- _Problem to work on_
Locate all lines with the word "color" and copy them out.

[Records about charts and figures]
════
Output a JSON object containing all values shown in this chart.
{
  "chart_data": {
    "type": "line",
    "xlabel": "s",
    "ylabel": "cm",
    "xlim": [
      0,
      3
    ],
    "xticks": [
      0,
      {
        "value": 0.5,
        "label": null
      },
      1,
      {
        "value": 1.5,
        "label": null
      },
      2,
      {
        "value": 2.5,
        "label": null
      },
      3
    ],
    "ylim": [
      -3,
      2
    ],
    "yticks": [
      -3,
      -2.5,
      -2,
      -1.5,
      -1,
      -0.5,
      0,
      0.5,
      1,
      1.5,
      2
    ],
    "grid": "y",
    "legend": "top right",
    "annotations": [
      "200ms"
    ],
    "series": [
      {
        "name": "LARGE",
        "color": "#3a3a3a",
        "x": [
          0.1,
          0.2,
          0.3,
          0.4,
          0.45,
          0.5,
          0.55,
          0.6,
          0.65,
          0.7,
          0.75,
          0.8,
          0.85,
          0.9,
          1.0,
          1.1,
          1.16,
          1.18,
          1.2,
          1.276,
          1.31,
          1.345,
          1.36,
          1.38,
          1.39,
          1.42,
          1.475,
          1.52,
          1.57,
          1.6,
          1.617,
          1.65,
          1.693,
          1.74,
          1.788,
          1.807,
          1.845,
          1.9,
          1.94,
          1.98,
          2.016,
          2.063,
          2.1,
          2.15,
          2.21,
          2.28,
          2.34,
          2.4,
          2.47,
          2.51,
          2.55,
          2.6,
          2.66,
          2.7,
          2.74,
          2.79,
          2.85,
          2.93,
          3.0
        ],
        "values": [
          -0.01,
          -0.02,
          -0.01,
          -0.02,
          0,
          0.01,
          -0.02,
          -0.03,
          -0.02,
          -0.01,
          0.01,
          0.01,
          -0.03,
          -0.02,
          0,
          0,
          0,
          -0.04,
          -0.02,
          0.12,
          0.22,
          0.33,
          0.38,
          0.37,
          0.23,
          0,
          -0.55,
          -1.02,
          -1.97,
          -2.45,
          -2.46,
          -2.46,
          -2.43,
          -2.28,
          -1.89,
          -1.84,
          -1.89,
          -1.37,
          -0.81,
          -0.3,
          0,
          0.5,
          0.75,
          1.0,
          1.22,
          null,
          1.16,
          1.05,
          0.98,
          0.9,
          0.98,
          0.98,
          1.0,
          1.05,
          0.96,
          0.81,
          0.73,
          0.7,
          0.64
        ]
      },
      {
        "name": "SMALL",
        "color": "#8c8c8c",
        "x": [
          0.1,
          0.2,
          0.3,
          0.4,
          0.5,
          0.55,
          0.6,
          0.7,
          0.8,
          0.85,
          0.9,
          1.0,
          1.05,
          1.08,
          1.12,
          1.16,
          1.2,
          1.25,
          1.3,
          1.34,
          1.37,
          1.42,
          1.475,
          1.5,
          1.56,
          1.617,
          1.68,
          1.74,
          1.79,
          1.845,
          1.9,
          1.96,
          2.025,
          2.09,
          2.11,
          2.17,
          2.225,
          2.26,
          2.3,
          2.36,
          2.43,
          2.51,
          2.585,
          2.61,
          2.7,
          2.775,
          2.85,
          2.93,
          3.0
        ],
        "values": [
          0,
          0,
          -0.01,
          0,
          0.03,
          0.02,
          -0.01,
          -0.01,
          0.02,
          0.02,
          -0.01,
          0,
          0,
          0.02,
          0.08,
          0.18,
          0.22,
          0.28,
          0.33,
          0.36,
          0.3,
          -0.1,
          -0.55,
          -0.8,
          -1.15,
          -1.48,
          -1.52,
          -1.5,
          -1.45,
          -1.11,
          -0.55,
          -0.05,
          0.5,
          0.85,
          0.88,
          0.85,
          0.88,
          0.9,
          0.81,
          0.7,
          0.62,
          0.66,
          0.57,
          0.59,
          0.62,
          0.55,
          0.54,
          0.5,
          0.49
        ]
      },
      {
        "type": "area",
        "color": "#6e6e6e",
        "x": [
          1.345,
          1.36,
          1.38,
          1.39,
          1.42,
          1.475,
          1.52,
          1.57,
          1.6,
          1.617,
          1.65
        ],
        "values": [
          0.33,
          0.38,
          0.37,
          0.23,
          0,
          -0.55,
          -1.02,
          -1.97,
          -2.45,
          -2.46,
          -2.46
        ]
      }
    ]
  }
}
════
- _Expected answer_
        "color": "#3a3a3a",
        "color": "#8c8c8c",
        "color": "#6e6e6e",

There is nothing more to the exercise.